>> START RECORDS PROVIDED
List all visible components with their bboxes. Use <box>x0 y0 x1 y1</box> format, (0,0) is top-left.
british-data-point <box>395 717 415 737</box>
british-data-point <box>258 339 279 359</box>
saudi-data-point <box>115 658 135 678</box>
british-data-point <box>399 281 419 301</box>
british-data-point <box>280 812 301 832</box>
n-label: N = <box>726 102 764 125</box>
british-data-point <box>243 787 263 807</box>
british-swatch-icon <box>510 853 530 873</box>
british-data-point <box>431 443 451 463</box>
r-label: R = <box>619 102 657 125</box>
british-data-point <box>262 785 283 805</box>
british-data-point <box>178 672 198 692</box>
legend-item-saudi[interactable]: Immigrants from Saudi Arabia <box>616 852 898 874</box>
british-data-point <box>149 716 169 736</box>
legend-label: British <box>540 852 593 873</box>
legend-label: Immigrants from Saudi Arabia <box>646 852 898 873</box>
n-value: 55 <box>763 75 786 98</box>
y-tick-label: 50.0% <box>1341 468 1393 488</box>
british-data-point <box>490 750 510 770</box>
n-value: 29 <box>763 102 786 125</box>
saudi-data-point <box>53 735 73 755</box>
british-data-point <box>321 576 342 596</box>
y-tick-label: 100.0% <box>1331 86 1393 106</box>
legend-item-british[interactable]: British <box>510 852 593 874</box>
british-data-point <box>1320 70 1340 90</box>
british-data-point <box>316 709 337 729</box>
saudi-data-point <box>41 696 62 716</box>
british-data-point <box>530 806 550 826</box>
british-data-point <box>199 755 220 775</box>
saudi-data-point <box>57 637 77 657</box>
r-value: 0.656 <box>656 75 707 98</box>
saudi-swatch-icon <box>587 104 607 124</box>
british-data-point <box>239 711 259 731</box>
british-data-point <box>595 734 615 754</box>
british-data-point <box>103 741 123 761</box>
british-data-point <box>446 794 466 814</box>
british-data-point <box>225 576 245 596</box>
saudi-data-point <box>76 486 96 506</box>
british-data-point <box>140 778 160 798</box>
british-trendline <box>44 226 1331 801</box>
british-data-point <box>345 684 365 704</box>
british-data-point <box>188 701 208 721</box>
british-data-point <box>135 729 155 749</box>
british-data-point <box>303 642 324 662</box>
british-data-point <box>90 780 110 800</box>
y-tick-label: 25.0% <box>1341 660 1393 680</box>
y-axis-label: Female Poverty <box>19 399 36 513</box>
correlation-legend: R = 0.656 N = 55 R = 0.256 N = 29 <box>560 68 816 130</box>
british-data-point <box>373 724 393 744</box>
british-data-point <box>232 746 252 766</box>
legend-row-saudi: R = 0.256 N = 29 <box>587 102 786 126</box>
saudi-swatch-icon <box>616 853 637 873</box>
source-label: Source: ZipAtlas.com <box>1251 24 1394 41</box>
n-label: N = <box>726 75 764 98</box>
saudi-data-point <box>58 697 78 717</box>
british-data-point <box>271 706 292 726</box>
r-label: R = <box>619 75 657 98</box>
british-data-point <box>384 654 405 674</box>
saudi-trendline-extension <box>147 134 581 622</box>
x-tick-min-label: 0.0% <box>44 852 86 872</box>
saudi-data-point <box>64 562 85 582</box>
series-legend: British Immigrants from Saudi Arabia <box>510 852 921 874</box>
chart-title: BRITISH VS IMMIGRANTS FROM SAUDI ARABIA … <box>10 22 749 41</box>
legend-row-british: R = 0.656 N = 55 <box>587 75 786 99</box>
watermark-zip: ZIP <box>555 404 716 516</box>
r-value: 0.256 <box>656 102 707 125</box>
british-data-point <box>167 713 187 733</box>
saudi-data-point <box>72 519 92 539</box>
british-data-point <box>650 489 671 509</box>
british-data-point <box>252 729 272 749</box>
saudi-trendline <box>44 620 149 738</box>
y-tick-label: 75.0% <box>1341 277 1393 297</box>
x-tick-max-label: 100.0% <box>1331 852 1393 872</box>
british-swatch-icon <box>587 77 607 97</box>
>> END RECORDS PROVIDED
- WHAT IS BEING ASKED -
Write out the whole listing again, changing every "british-data-point" to "uk-data-point" and leaving everything else as it is.

- TASK OUTPUT -
List all visible components with their bboxes. Use <box>x0 y0 x1 y1</box> format, (0,0) is top-left.
uk-data-point <box>395 717 415 737</box>
uk-data-point <box>258 339 279 359</box>
saudi-data-point <box>115 658 135 678</box>
uk-data-point <box>399 281 419 301</box>
uk-data-point <box>280 812 301 832</box>
n-label: N = <box>726 102 764 125</box>
uk-data-point <box>243 787 263 807</box>
british-swatch-icon <box>510 853 530 873</box>
uk-data-point <box>431 443 451 463</box>
r-label: R = <box>619 102 657 125</box>
uk-data-point <box>262 785 283 805</box>
uk-data-point <box>178 672 198 692</box>
legend-item-saudi[interactable]: Immigrants from Saudi Arabia <box>616 852 898 874</box>
uk-data-point <box>149 716 169 736</box>
legend-label: British <box>540 852 593 873</box>
legend-label: Immigrants from Saudi Arabia <box>646 852 898 873</box>
n-value: 55 <box>763 75 786 98</box>
y-tick-label: 50.0% <box>1341 468 1393 488</box>
uk-data-point <box>490 750 510 770</box>
n-value: 29 <box>763 102 786 125</box>
saudi-data-point <box>53 735 73 755</box>
uk-data-point <box>321 576 342 596</box>
y-tick-label: 100.0% <box>1331 86 1393 106</box>
legend-item-british[interactable]: British <box>510 852 593 874</box>
uk-data-point <box>1320 70 1340 90</box>
uk-data-point <box>316 709 337 729</box>
saudi-data-point <box>41 696 62 716</box>
uk-data-point <box>530 806 550 826</box>
uk-data-point <box>199 755 220 775</box>
saudi-data-point <box>57 637 77 657</box>
r-value: 0.656 <box>656 75 707 98</box>
saudi-swatch-icon <box>587 104 607 124</box>
uk-data-point <box>239 711 259 731</box>
uk-data-point <box>595 734 615 754</box>
uk-data-point <box>103 741 123 761</box>
uk-data-point <box>446 794 466 814</box>
uk-data-point <box>225 576 245 596</box>
saudi-data-point <box>76 486 96 506</box>
uk-data-point <box>140 778 160 798</box>
british-trendline <box>44 226 1331 801</box>
uk-data-point <box>345 684 365 704</box>
uk-data-point <box>188 701 208 721</box>
uk-data-point <box>135 729 155 749</box>
uk-data-point <box>303 642 324 662</box>
uk-data-point <box>90 780 110 800</box>
y-tick-label: 25.0% <box>1341 660 1393 680</box>
y-axis-label: Female Poverty <box>19 399 36 513</box>
correlation-legend: R = 0.656 N = 55 R = 0.256 N = 29 <box>560 68 816 130</box>
uk-data-point <box>373 724 393 744</box>
uk-data-point <box>232 746 252 766</box>
legend-row-saudi: R = 0.256 N = 29 <box>587 102 786 126</box>
saudi-swatch-icon <box>616 853 637 873</box>
source-label: Source: ZipAtlas.com <box>1251 24 1394 41</box>
n-label: N = <box>726 75 764 98</box>
saudi-data-point <box>58 697 78 717</box>
uk-data-point <box>271 706 292 726</box>
r-label: R = <box>619 75 657 98</box>
uk-data-point <box>384 654 405 674</box>
saudi-trendline-extension <box>147 134 581 622</box>
x-tick-min-label: 0.0% <box>44 852 86 872</box>
saudi-data-point <box>64 562 85 582</box>
series-legend: British Immigrants from Saudi Arabia <box>510 852 921 874</box>
chart-title: BRITISH VS IMMIGRANTS FROM SAUDI ARABIA … <box>10 22 749 41</box>
legend-row-british: R = 0.656 N = 55 <box>587 75 786 99</box>
watermark-zip: ZIP <box>555 404 716 516</box>
r-value: 0.256 <box>656 102 707 125</box>
uk-data-point <box>167 713 187 733</box>
saudi-data-point <box>72 519 92 539</box>
uk-data-point <box>650 489 671 509</box>
uk-data-point <box>252 729 272 749</box>
saudi-trendline <box>44 620 149 738</box>
y-tick-label: 75.0% <box>1341 277 1393 297</box>
x-tick-max-label: 100.0% <box>1331 852 1393 872</box>
british-swatch-icon <box>587 77 607 97</box>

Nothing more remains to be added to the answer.